TASK TO COMPLETE →
Make an exact copy of the records, dropping all pictures.

Items from a data source
-=-=-=-=-

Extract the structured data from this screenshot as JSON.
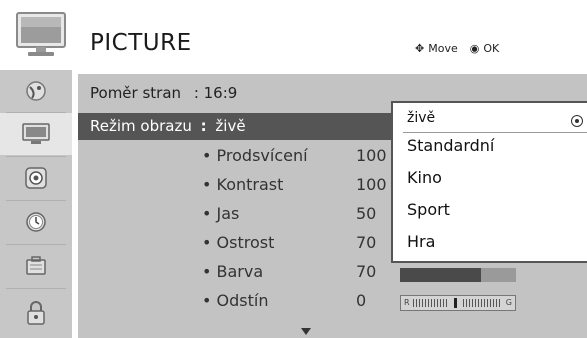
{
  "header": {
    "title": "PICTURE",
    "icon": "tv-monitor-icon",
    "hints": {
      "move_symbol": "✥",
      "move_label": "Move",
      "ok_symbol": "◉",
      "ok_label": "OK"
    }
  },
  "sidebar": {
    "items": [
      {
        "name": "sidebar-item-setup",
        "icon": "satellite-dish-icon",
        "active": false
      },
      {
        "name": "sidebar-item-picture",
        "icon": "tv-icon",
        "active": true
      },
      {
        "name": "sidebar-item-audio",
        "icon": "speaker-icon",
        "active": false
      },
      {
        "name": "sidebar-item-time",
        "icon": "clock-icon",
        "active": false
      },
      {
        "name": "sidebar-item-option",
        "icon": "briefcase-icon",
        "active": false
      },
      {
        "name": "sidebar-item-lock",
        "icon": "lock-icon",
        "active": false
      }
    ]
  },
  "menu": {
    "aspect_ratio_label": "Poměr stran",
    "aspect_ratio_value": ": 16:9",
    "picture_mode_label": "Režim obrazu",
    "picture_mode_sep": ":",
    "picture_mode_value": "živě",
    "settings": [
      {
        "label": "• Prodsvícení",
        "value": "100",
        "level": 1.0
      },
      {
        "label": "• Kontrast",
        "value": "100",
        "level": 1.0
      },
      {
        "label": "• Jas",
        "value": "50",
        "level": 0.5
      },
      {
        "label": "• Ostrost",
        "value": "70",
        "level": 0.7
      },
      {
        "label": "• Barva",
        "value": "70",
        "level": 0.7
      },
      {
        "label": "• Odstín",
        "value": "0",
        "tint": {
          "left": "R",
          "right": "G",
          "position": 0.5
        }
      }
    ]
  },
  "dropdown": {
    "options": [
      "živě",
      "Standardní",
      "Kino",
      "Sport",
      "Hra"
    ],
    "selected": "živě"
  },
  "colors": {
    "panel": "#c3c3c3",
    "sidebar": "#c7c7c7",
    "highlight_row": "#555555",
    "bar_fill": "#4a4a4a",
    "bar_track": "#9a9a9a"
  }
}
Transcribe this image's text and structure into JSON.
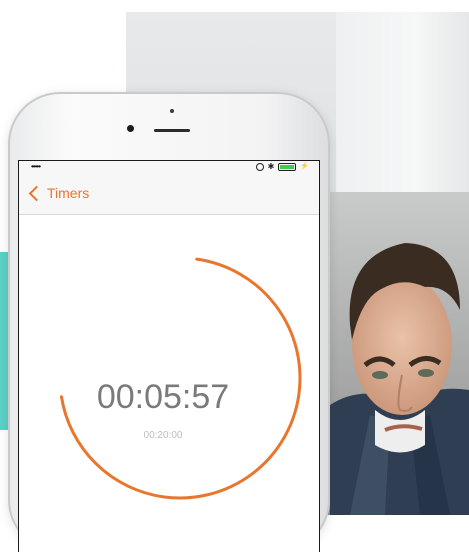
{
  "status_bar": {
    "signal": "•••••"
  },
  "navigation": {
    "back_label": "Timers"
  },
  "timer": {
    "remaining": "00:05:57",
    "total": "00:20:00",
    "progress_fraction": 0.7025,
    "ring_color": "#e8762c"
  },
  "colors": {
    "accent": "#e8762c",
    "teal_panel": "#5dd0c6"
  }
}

-=-=-=-=-

THE ANSWER →
Extract the structured data from this screenshot as JSON.
{
  "header": {
    "title": "PICTURE",
    "icon": "tv-monitor-icon",
    "hints": {
      "move_symbol": "✥",
      "move_label": "Move",
      "ok_symbol": "◉",
      "ok_label": "OK"
    }
  },
  "sidebar": {
    "items": [
      {
        "name": "sidebar-item-setup",
        "icon": "satellite-dish-icon",
        "active": false
      },
      {
        "name": "sidebar-item-picture",
        "icon": "tv-icon",
        "active": true
      },
      {
        "name": "sidebar-item-audio",
        "icon": "speaker-icon",
        "active": false
      },
      {
        "name": "sidebar-item-time",
        "icon": "clock-icon",
        "active": false
      },
      {
        "name": "sidebar-item-option",
        "icon": "briefcase-icon",
        "active": false
      },
      {
        "name": "sidebar-item-lock",
        "icon": "lock-icon",
        "active": false
      }
    ]
  },
  "menu": {
    "aspect_ratio_label": "Poměr stran",
    "aspect_ratio_value": ": 16:9",
    "picture_mode_label": "Režim obrazu",
    "picture_mode_sep": ":",
    "picture_mode_value": "živě",
    "settings": [
      {
        "label": "• Prodsvícení",
        "value": "100",
        "level": 1.0
      },
      {
        "label": "• Kontrast",
        "value": "100",
        "level": 1.0
      },
      {
        "label": "• Jas",
        "value": "50",
        "level": 0.5
      },
      {
        "label": "• Ostrost",
        "value": "70",
        "level": 0.7
      },
      {
        "label": "• Barva",
        "value": "70",
        "level": 0.7
      },
      {
        "label": "• Odstín",
        "value": "0",
        "tint": {
          "left": "R",
          "right": "G",
          "position": 0.5
        }
      }
    ]
  },
  "dropdown": {
    "options": [
      "živě",
      "Standardní",
      "Kino",
      "Sport",
      "Hra"
    ],
    "selected": "živě"
  },
  "colors": {
    "panel": "#c3c3c3",
    "sidebar": "#c7c7c7",
    "highlight_row": "#555555",
    "bar_fill": "#4a4a4a",
    "bar_track": "#9a9a9a"
  }
}
Transcribe this image's text and structure into JSON.
{
  "status_bar": {
    "signal": "•••••"
  },
  "navigation": {
    "back_label": "Timers"
  },
  "timer": {
    "remaining": "00:05:57",
    "total": "00:20:00",
    "progress_fraction": 0.7025,
    "ring_color": "#e8762c"
  },
  "colors": {
    "accent": "#e8762c",
    "teal_panel": "#5dd0c6"
  }
}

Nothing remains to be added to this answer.